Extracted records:
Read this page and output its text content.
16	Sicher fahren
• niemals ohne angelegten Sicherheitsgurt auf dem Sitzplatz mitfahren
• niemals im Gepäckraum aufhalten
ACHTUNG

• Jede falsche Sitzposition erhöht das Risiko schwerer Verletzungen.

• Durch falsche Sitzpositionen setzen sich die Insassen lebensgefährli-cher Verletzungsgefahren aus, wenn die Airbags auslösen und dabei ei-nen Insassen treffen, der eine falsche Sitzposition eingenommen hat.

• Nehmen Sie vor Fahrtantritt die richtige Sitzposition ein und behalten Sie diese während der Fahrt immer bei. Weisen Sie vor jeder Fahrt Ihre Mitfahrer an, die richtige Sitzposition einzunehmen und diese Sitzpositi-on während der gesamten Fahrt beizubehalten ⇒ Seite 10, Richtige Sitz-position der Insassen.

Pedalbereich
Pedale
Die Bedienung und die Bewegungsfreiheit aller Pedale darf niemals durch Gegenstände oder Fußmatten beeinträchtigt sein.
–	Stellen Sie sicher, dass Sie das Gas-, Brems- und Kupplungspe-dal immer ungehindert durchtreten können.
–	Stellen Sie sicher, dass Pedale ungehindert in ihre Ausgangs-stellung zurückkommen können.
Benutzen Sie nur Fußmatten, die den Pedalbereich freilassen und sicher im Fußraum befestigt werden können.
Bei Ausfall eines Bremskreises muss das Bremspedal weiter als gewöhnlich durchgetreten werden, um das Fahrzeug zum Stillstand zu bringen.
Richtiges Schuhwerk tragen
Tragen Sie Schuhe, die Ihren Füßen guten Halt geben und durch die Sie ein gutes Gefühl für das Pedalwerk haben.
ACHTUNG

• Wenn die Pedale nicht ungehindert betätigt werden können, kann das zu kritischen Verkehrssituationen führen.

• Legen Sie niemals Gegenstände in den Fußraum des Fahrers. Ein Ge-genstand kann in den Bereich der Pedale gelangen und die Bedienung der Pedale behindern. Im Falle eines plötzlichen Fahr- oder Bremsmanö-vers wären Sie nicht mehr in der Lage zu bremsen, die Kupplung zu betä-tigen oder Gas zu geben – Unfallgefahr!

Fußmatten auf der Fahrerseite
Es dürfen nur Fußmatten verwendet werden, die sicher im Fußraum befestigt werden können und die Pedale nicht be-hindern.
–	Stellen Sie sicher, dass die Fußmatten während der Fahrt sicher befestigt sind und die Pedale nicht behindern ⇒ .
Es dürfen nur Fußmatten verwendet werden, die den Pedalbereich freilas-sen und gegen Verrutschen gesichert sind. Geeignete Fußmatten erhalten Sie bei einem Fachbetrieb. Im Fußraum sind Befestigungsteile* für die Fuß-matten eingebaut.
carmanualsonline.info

* * *

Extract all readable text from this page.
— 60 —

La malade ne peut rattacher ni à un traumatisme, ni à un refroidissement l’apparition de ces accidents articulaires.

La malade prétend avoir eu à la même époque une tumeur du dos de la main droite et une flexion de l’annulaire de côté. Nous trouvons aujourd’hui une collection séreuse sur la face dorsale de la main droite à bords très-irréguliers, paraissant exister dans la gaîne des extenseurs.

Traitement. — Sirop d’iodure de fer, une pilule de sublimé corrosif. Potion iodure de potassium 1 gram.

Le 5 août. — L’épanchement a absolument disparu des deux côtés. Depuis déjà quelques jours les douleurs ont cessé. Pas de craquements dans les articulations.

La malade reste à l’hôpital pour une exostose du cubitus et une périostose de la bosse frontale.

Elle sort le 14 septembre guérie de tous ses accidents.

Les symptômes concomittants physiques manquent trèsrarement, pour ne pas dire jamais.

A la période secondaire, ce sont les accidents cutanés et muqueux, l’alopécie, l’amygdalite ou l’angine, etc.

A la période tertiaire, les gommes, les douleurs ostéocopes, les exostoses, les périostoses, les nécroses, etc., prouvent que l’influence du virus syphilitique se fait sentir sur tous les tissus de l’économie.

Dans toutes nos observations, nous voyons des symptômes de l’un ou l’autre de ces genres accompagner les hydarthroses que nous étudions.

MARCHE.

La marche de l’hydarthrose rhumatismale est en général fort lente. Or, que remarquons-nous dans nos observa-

### Work instructions
Please go through the data and copy each line containing the word "accidents".

### The answer
La malade ne peut rattacher ni à un traumatisme, ni à un refroidissement l’apparition de ces accidents articulaires.
Elle sort le 14 septembre guérie de tous ses accidents.
A la période secondaire, ce sont les accidents cutanés et muqueux, l’alopécie, l’amygdalite ou l’angine, etc.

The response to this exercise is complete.